▸ Given instruction
Copy each line where the word "title" occurs.

——————

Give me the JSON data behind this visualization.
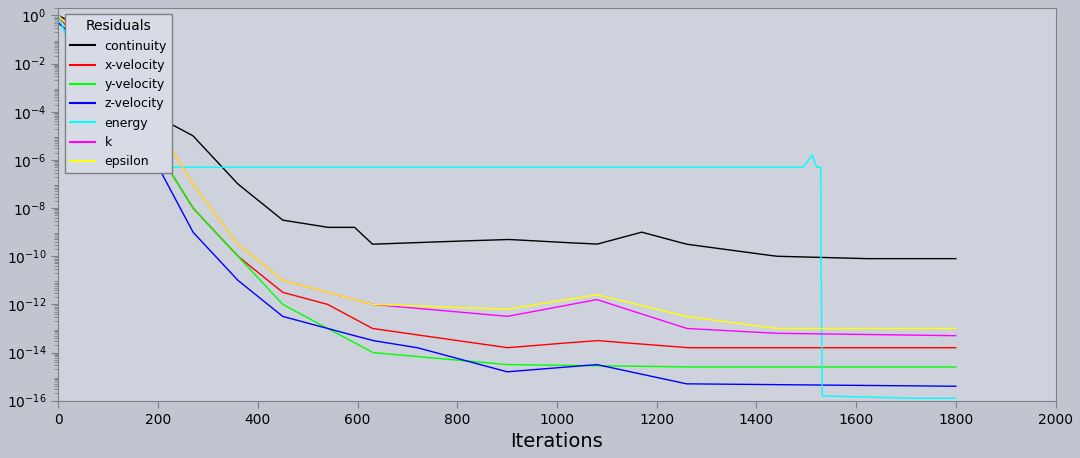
{
  "title": "Residuals",
  "xlabel": "Iterations",
  "background_color": "#c0c5d0",
  "plot_bg_color": "#cdd2dd",
  "legend_bg_color": "#d6dbe6",
  "legend_labels": [
    "continuity",
    "x-velocity",
    "y-velocity",
    "z-velocity",
    "energy",
    "k",
    "epsilon"
  ],
  "line_colors": [
    "black",
    "red",
    "lime",
    "blue",
    "cyan",
    "magenta",
    "yellow"
  ],
  "xlim": [
    0,
    2000
  ],
  "x_ticks": [
    0,
    200,
    400,
    600,
    800,
    1000,
    1200,
    1400,
    1600,
    1800,
    2000
  ],
  "n_iters": 1800
}
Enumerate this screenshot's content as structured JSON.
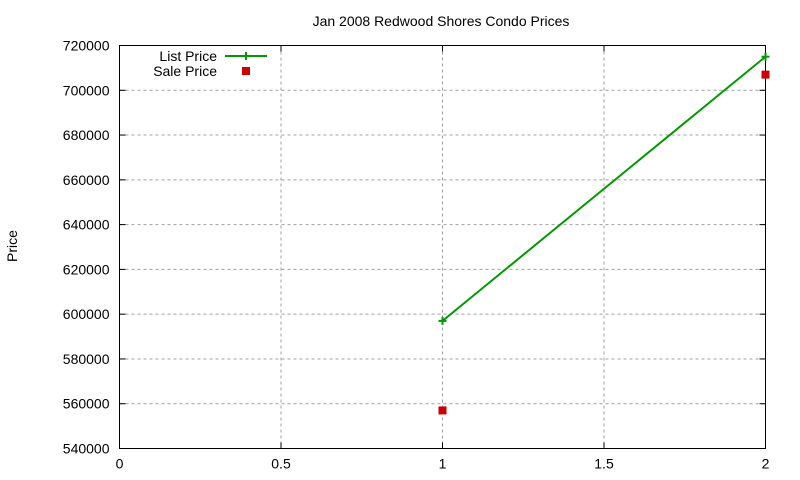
{
  "chart_data": {
    "type": "line",
    "title": "Jan 2008 Redwood Shores Condo Prices",
    "xlabel": "",
    "ylabel": "Price",
    "xlim": [
      0,
      2
    ],
    "ylim": [
      540000,
      720000
    ],
    "x_ticks": [
      "0",
      "0.5",
      "1",
      "1.5",
      "2"
    ],
    "y_ticks": [
      "540000",
      "560000",
      "580000",
      "600000",
      "620000",
      "640000",
      "660000",
      "680000",
      "700000",
      "720000"
    ],
    "grid": true,
    "legend_position": "top-left",
    "series": [
      {
        "name": "List Price",
        "style": "lines+points",
        "marker": "plus",
        "color": "#009900",
        "x": [
          1,
          2
        ],
        "values": [
          597000,
          715000
        ]
      },
      {
        "name": "Sale Price",
        "style": "points",
        "marker": "square",
        "color": "#cc0000",
        "x": [
          1,
          2
        ],
        "values": [
          557000,
          707000
        ]
      }
    ]
  }
}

——————

▸ Completed task
  "title": "Residuals",
    "title": "Jan 2008 Redwood Shores Condo Prices",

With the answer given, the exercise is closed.